## Begin
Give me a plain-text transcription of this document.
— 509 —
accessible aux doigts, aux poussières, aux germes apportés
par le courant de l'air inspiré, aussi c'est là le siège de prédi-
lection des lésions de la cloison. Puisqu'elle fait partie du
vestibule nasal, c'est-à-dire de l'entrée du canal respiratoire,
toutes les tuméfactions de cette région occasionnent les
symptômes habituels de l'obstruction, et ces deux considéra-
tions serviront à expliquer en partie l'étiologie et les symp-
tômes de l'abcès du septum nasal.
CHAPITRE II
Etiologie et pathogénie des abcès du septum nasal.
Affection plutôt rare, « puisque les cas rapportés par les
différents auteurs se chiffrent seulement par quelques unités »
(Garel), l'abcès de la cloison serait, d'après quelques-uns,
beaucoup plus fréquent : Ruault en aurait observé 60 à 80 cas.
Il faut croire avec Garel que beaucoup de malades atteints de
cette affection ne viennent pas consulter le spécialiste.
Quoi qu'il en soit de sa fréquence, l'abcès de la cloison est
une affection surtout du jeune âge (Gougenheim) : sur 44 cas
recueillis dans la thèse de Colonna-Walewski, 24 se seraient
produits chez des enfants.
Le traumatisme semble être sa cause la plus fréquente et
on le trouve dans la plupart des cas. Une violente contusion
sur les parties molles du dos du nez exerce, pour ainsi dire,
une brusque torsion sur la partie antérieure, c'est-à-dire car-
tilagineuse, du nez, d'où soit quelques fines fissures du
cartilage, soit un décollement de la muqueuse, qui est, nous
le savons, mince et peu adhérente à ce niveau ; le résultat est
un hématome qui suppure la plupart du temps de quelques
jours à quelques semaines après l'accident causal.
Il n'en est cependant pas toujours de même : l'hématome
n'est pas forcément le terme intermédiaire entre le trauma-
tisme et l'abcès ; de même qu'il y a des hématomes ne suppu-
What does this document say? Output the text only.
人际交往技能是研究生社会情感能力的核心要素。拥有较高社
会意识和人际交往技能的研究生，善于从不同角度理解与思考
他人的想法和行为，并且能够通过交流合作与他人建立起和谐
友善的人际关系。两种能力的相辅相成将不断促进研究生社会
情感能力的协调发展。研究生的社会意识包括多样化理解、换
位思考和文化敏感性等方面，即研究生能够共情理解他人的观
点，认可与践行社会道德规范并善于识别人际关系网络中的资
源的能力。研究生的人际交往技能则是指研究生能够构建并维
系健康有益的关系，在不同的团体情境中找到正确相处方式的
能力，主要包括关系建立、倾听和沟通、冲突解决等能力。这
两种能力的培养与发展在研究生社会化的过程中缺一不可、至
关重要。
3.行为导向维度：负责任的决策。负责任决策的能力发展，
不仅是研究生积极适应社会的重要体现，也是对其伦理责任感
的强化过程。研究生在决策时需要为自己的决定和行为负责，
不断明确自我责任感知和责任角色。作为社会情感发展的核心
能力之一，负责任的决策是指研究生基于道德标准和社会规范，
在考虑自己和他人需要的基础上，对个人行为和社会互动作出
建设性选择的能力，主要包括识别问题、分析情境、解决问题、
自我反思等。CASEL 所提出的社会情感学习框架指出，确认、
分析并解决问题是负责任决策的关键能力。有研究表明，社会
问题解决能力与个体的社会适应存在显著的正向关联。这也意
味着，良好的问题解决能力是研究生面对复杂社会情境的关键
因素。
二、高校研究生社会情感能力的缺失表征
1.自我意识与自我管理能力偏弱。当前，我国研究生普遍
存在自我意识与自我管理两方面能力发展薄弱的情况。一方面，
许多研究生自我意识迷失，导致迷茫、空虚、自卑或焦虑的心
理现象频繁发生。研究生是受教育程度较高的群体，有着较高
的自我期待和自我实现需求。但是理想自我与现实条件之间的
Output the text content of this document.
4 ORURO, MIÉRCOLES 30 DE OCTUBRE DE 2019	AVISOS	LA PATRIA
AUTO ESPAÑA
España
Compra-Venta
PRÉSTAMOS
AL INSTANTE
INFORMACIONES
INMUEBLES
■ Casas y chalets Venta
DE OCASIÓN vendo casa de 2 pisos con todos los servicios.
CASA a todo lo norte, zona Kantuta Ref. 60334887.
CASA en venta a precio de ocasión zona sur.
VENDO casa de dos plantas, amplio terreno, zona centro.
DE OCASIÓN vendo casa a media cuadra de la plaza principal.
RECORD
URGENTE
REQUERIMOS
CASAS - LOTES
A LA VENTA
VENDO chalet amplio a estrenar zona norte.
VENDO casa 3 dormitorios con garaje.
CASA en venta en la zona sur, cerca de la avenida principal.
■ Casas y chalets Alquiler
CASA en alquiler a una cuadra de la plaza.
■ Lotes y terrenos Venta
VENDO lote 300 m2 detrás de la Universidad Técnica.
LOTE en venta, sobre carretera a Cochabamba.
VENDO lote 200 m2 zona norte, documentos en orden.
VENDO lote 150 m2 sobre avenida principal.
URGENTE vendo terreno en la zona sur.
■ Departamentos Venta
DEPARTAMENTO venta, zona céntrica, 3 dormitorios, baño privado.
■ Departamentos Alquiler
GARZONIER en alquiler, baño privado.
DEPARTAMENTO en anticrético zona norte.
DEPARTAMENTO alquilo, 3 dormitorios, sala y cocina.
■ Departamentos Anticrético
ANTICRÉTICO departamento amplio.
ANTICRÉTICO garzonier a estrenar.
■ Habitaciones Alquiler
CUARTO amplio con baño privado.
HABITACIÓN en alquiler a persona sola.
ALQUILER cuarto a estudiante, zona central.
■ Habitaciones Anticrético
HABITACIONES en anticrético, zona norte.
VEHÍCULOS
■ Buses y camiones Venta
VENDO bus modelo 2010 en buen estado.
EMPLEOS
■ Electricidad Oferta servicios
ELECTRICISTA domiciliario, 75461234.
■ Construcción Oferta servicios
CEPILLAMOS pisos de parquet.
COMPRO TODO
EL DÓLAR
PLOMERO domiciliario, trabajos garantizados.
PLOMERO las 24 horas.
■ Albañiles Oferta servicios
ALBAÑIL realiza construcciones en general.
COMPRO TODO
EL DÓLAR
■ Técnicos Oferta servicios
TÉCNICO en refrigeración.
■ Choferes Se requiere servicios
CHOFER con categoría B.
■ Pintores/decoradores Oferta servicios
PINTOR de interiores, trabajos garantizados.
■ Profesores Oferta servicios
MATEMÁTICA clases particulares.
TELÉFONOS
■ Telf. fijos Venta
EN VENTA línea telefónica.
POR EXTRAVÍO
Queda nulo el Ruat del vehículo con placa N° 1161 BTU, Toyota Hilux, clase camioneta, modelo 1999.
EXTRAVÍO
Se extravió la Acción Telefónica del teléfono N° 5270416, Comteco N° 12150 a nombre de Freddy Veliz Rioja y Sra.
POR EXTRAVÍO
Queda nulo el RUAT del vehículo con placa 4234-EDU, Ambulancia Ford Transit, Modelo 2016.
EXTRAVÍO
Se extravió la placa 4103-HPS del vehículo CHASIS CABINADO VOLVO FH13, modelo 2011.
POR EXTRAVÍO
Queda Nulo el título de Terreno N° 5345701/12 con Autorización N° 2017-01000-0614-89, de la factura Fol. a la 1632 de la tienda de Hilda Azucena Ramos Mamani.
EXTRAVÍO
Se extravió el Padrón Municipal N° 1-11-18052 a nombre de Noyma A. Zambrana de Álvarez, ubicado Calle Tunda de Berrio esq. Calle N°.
## End
Looking at the data above, how many lines hold the word "principal"? Respond with the number alone.

3